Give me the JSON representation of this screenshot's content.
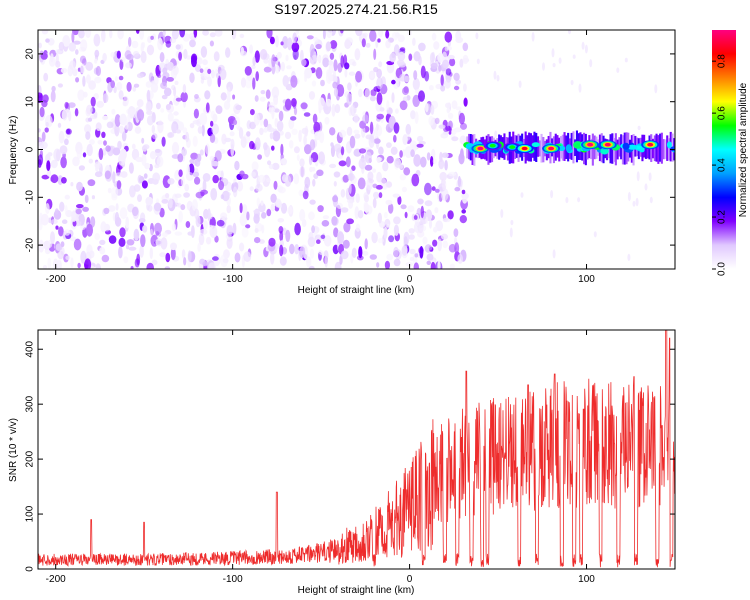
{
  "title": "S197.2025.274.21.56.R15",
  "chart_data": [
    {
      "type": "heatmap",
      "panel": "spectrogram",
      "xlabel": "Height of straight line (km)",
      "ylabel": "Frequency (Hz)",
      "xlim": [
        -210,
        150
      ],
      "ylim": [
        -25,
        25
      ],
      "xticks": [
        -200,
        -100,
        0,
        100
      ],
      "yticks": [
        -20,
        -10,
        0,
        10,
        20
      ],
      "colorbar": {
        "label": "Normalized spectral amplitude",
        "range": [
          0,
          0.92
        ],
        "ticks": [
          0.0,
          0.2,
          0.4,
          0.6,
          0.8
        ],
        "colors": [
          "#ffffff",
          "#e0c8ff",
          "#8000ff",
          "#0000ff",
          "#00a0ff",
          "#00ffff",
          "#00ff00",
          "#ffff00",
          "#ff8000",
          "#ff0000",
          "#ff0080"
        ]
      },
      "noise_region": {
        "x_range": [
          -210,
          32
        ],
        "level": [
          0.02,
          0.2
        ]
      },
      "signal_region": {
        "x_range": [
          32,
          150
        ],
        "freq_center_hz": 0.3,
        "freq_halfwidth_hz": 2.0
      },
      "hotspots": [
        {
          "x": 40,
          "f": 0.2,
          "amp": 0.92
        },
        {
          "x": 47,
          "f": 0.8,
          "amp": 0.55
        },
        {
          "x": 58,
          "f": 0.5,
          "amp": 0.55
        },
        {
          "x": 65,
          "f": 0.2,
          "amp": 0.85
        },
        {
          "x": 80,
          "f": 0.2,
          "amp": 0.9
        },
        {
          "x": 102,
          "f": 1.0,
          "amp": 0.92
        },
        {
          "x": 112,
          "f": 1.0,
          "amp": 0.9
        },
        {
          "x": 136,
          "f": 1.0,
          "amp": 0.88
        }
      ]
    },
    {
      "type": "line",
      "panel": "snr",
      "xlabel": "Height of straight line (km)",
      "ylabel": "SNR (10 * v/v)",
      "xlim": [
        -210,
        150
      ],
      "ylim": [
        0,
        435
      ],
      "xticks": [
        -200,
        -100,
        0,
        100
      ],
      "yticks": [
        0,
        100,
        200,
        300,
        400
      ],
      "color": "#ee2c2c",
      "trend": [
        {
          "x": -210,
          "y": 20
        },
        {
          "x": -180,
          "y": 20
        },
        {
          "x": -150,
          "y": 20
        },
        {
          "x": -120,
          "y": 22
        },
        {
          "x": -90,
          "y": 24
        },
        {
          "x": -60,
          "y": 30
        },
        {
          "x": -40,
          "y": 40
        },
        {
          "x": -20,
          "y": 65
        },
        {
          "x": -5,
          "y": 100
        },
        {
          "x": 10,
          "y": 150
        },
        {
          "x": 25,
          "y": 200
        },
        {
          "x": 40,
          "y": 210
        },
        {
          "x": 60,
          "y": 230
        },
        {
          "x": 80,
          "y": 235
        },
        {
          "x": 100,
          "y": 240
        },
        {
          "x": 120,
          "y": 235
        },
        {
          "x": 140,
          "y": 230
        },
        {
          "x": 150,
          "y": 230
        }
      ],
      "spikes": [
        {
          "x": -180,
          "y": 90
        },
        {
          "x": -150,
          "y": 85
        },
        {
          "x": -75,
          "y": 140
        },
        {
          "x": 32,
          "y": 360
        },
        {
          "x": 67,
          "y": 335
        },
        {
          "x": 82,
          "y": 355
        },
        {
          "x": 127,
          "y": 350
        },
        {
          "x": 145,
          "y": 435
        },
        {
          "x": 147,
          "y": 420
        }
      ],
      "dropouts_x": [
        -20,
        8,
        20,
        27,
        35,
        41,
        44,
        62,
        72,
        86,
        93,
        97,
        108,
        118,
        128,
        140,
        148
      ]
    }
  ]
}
--
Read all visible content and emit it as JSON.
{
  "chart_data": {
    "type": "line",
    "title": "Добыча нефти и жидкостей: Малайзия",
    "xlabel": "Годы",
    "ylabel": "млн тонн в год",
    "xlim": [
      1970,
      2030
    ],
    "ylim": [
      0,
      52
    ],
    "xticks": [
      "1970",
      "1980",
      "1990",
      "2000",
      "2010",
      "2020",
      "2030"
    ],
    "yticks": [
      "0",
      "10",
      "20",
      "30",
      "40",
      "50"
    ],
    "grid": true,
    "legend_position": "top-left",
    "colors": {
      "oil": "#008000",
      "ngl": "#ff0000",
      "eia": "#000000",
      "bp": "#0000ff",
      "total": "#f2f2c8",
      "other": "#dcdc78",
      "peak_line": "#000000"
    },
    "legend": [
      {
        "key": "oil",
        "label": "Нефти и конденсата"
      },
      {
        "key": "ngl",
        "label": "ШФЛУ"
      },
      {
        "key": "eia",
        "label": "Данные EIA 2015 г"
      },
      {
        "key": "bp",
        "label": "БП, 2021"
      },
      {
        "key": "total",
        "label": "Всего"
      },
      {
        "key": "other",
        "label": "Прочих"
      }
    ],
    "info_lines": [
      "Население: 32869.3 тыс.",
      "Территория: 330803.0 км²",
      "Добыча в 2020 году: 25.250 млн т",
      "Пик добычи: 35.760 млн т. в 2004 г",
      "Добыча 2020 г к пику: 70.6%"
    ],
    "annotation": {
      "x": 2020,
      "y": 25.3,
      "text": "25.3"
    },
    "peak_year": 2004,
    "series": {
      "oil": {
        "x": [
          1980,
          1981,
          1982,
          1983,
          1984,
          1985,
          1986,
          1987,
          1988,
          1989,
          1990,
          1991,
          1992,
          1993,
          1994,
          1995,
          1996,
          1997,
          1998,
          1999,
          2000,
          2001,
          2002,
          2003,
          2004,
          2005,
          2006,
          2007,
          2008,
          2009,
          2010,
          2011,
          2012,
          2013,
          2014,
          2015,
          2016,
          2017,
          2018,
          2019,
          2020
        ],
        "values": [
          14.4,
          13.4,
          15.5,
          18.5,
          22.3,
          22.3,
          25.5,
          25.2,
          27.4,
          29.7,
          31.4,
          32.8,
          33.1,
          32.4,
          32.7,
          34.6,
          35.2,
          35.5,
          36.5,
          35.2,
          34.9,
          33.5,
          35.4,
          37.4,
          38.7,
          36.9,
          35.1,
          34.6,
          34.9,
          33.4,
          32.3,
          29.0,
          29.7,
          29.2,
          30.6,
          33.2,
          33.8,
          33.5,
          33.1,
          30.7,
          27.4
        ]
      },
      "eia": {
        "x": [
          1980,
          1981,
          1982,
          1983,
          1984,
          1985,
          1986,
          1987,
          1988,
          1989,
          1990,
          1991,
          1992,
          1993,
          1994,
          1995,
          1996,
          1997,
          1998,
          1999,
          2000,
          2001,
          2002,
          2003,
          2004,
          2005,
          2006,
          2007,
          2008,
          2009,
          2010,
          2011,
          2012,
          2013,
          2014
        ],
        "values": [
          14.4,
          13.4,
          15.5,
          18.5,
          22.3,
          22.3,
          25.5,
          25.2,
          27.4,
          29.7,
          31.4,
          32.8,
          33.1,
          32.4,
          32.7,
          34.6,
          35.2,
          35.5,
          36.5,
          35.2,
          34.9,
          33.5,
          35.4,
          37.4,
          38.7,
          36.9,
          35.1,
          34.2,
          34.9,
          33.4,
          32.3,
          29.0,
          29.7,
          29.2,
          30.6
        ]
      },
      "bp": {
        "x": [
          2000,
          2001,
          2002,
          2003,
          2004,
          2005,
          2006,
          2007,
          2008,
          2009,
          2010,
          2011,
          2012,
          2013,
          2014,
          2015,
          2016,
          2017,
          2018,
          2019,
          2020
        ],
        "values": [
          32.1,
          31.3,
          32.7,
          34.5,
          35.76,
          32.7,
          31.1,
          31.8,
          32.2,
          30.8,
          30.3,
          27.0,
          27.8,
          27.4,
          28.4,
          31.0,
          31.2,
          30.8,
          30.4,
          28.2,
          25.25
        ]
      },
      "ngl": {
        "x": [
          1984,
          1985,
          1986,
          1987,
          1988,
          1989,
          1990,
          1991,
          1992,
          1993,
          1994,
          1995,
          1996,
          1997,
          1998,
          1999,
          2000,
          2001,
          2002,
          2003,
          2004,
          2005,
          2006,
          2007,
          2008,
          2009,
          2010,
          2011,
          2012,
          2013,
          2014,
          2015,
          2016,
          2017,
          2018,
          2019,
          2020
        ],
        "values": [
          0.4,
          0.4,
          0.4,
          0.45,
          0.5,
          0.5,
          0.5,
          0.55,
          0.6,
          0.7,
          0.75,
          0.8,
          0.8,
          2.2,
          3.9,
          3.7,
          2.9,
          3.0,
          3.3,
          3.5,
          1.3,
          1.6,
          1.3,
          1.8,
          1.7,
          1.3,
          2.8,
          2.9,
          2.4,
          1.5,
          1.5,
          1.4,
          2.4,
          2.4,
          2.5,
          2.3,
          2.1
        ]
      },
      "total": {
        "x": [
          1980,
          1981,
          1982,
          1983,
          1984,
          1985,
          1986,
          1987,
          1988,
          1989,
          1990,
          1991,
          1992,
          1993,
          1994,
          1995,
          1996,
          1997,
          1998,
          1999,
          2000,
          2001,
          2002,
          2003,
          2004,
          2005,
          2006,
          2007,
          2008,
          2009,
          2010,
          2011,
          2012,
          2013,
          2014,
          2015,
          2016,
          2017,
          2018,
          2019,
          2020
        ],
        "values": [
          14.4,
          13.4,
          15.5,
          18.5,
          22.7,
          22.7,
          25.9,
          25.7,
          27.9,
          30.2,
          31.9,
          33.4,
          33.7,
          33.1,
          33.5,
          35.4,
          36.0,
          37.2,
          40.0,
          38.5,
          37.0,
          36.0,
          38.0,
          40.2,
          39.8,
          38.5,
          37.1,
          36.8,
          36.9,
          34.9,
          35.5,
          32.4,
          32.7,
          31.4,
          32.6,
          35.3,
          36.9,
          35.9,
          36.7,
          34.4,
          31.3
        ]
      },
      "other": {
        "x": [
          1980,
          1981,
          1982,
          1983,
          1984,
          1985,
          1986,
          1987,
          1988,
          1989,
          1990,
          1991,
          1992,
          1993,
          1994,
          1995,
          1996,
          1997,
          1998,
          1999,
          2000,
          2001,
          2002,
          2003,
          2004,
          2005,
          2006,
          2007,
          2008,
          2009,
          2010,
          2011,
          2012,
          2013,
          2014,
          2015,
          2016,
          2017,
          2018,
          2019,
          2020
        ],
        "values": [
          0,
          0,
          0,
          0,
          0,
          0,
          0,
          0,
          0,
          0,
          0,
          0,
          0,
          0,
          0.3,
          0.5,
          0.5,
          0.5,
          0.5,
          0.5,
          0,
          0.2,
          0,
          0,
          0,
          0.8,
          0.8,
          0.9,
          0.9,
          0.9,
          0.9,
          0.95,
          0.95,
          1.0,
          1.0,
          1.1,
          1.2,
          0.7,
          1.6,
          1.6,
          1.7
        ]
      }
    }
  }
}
--
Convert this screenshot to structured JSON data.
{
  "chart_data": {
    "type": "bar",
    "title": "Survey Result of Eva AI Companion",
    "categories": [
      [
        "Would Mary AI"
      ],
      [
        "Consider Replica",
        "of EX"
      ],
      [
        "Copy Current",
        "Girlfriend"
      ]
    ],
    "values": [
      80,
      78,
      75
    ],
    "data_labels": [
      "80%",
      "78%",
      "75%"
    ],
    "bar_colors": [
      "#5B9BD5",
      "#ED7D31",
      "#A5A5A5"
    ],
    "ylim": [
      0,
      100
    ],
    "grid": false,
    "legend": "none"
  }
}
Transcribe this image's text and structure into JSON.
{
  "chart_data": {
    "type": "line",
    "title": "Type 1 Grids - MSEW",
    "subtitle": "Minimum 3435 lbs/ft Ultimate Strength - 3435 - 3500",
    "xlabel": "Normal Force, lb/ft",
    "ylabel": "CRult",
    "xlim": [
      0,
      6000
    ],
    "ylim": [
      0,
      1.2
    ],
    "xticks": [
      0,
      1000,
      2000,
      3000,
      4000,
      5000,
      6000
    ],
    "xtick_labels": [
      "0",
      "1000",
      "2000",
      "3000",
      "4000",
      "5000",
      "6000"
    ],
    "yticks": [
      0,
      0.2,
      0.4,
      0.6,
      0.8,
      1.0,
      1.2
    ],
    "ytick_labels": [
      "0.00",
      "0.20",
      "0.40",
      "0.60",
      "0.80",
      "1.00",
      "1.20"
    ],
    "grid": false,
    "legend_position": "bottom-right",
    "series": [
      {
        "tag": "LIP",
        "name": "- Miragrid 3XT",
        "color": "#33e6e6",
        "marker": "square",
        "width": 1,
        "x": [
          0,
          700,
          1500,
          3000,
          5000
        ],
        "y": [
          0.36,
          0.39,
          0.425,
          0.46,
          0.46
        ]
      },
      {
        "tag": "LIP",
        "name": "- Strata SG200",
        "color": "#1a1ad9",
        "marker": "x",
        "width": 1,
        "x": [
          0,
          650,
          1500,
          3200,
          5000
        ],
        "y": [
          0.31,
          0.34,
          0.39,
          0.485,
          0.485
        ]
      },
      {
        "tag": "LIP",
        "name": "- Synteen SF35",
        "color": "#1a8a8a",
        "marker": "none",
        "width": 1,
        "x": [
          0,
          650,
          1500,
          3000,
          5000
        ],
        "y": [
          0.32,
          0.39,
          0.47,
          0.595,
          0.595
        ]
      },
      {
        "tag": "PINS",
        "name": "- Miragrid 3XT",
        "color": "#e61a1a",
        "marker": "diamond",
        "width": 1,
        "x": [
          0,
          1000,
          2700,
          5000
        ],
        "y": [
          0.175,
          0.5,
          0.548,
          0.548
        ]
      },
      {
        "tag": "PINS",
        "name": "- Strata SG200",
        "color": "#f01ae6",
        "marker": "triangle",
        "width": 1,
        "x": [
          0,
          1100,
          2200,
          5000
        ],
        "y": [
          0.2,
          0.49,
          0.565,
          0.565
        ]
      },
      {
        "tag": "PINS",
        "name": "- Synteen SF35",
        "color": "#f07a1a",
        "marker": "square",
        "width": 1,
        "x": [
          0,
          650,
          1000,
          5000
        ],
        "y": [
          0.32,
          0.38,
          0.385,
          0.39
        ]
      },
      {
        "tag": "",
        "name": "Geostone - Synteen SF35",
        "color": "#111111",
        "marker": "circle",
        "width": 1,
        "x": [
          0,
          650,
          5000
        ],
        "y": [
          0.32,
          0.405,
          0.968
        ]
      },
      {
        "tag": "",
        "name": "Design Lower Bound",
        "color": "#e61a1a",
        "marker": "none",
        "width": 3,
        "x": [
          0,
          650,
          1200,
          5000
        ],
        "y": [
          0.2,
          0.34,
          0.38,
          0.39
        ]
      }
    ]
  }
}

• _What is needed_:
Where a line in the entries holds the word "content", copy that line.

• _Result of the task_:
Give me the JSON representation of this screenshot's content.
Read all visible content and emit it as JSON.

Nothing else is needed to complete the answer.